What you are asked to do:
Reproduce the records that follow in full, excluding any picture they contain.

(Data excerpts)

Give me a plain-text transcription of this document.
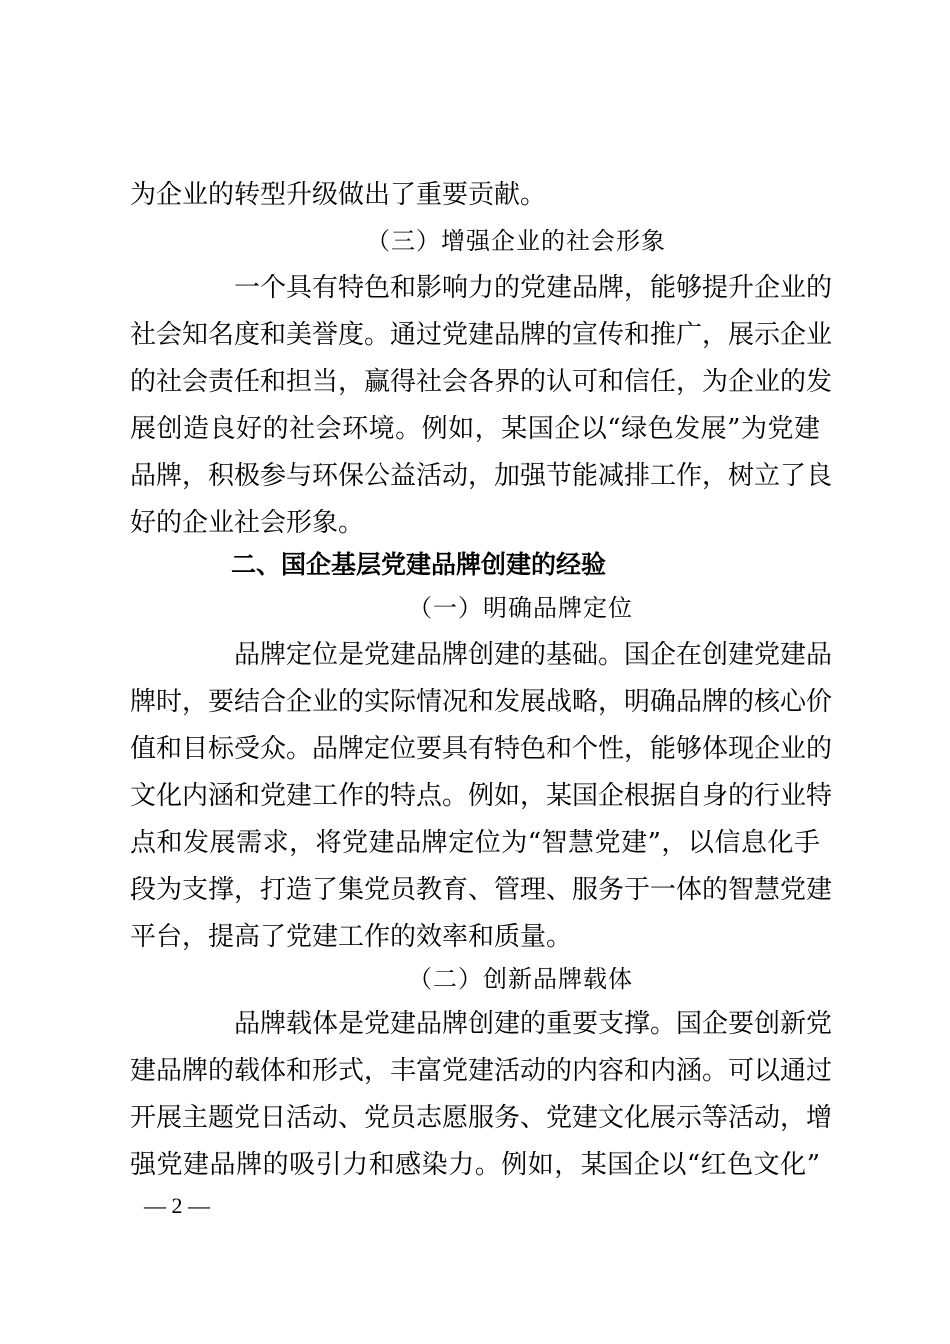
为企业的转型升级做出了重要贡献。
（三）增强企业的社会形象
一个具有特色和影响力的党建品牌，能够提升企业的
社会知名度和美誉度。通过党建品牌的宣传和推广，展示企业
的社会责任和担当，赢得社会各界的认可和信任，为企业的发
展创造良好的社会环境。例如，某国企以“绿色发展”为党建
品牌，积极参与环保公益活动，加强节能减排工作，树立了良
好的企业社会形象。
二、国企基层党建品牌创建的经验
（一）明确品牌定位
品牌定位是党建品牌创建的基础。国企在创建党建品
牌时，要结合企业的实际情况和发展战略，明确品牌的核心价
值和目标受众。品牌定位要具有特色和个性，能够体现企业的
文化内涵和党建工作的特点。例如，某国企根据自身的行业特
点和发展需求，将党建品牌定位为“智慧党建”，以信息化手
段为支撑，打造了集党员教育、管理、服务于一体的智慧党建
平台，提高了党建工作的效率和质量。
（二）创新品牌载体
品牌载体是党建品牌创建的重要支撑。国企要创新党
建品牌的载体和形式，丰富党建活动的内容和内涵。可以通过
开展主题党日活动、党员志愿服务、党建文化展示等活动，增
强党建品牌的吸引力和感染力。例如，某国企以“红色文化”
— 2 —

Problem solution:
Give me a plain-text transcription of this document.
为企业的转型升级做出了重要贡献。
（三）增强企业的社会形象
一个具有特色和影响力的党建品牌，能够提升企业的
社会知名度和美誉度。通过党建品牌的宣传和推广，展示企业
的社会责任和担当，赢得社会各界的认可和信任，为企业的发
展创造良好的社会环境。例如，某国企以“绿色发展”为党建
品牌，积极参与环保公益活动，加强节能减排工作，树立了良
好的企业社会形象。
二、国企基层党建品牌创建的经验
（一）明确品牌定位
品牌定位是党建品牌创建的基础。国企在创建党建品
牌时，要结合企业的实际情况和发展战略，明确品牌的核心价
值和目标受众。品牌定位要具有特色和个性，能够体现企业的
文化内涵和党建工作的特点。例如，某国企根据自身的行业特
点和发展需求，将党建品牌定位为“智慧党建”，以信息化手
段为支撑，打造了集党员教育、管理、服务于一体的智慧党建
平台，提高了党建工作的效率和质量。
（二）创新品牌载体
品牌载体是党建品牌创建的重要支撑。国企要创新党
建品牌的载体和形式，丰富党建活动的内容和内涵。可以通过
开展主题党日活动、党员志愿服务、党建文化展示等活动，增
强党建品牌的吸引力和感染力。例如，某国企以“红色文化”
— 2 —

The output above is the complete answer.